◆ **Challenge**
How many lines of these entries hold the string "color"? Answer with the number alone.

◆ **Data to process**

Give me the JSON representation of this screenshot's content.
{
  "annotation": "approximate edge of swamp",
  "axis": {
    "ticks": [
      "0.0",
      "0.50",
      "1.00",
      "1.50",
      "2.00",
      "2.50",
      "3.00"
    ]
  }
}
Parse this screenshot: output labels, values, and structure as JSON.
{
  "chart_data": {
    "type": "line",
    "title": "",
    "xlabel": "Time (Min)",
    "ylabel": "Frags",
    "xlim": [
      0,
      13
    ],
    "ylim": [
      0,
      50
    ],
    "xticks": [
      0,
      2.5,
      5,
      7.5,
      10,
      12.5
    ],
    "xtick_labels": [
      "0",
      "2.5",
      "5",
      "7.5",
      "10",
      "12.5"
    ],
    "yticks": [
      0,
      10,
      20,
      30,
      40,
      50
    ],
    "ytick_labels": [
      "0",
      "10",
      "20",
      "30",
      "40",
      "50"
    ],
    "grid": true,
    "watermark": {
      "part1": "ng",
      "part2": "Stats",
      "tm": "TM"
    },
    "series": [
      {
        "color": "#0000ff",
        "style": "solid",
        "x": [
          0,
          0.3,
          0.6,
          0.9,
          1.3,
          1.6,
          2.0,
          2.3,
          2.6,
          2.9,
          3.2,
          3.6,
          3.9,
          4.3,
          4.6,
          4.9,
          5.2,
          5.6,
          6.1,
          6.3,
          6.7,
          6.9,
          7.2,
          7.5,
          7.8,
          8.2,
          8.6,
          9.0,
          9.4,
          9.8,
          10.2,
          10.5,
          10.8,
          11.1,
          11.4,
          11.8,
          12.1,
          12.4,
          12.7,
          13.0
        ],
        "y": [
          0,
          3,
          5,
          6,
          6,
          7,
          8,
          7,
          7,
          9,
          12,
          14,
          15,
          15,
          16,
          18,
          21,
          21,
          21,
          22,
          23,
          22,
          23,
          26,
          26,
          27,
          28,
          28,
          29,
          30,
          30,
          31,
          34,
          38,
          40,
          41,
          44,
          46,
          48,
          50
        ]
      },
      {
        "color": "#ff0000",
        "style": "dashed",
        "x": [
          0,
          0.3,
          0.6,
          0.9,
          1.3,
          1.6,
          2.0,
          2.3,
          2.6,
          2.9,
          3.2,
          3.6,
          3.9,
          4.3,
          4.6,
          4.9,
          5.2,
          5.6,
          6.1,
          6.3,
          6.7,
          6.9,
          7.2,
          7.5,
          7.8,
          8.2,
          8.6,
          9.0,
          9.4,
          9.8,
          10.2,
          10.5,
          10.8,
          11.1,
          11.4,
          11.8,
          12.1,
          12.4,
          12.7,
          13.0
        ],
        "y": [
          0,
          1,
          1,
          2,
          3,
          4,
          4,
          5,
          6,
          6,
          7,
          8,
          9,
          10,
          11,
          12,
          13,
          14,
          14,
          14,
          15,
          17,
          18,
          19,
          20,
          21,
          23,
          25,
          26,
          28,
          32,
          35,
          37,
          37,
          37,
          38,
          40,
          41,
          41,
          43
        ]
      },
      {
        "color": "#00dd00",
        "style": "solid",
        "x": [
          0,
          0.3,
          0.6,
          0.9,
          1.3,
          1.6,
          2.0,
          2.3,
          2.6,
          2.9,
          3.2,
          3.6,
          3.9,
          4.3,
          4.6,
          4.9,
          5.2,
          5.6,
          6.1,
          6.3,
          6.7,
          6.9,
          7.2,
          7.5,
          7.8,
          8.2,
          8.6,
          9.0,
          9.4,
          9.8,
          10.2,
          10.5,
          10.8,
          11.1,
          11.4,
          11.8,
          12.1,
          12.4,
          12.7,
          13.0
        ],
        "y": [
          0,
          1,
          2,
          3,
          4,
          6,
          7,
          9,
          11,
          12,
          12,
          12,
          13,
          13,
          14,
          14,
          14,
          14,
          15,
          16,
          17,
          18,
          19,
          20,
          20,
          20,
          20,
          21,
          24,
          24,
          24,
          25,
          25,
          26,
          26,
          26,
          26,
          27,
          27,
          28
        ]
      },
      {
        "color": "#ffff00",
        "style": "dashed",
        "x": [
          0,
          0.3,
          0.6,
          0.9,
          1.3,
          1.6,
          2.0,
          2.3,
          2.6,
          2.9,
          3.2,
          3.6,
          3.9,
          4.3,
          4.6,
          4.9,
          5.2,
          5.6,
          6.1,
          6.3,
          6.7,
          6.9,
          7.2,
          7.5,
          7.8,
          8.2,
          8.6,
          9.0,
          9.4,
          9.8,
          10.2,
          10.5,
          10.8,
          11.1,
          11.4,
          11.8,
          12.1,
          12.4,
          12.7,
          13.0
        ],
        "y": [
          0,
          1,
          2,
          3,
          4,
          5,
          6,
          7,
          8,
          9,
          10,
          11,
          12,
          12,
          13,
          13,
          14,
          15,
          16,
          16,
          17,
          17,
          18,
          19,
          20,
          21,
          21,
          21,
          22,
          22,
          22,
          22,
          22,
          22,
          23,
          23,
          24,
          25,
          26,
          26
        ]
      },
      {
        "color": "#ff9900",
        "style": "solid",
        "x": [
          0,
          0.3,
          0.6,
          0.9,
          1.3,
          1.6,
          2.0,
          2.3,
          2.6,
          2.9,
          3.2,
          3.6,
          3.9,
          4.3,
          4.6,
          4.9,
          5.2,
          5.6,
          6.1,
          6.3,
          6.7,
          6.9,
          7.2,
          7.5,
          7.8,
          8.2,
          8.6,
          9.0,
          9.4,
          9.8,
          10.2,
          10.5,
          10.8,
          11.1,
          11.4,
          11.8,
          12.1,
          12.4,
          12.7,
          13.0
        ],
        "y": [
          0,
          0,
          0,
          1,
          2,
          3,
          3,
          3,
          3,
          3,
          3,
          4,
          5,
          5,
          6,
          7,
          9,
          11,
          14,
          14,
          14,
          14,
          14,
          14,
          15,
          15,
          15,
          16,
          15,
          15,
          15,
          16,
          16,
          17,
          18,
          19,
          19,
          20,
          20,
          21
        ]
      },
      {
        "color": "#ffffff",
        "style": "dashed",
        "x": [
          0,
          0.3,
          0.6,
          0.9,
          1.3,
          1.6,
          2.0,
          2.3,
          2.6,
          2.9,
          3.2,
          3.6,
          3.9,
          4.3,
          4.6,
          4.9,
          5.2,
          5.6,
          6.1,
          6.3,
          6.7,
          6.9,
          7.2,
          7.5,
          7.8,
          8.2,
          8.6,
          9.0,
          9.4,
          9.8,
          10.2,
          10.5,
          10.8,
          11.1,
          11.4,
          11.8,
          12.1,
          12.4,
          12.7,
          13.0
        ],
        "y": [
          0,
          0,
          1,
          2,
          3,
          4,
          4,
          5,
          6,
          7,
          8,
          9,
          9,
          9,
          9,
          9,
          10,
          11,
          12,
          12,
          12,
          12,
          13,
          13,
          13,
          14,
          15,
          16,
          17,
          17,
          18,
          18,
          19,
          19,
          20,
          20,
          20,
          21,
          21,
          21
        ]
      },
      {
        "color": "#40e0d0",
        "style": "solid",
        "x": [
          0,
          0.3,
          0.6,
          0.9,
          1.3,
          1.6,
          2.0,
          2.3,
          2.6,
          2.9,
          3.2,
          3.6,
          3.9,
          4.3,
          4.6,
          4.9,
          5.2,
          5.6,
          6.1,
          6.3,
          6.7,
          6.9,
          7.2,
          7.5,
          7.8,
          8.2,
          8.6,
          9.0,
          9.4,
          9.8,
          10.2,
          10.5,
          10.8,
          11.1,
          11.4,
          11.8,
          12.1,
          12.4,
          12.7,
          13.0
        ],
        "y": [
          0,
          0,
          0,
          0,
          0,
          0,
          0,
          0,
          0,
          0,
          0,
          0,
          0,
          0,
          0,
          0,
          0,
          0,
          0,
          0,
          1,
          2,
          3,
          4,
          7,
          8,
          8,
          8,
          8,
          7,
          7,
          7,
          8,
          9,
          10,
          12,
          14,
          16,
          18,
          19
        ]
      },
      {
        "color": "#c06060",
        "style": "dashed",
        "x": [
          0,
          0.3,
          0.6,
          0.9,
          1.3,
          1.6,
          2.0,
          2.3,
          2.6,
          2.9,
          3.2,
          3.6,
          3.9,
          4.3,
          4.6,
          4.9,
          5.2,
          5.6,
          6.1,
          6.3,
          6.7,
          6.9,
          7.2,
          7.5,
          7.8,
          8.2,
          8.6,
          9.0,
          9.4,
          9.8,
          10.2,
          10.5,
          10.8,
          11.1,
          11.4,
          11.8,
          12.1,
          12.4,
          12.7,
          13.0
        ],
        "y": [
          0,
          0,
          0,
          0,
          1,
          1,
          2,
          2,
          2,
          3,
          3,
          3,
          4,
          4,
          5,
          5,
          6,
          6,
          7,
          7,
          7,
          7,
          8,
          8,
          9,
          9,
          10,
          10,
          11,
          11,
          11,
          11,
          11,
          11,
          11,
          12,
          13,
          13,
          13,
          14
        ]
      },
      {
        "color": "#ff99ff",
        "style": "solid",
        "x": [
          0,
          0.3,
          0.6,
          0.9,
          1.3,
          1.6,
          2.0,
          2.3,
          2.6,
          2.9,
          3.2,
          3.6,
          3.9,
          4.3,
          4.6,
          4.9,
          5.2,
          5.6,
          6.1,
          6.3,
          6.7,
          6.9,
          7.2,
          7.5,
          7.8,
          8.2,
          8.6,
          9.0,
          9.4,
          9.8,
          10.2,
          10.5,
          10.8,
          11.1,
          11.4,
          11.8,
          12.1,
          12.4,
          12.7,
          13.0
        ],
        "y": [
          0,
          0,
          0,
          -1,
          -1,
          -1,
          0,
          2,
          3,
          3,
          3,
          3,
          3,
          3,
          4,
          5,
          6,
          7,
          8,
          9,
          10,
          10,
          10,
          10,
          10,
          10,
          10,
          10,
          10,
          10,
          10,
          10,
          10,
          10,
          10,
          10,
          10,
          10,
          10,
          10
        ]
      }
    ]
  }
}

◆ **Answer for this exercise**
9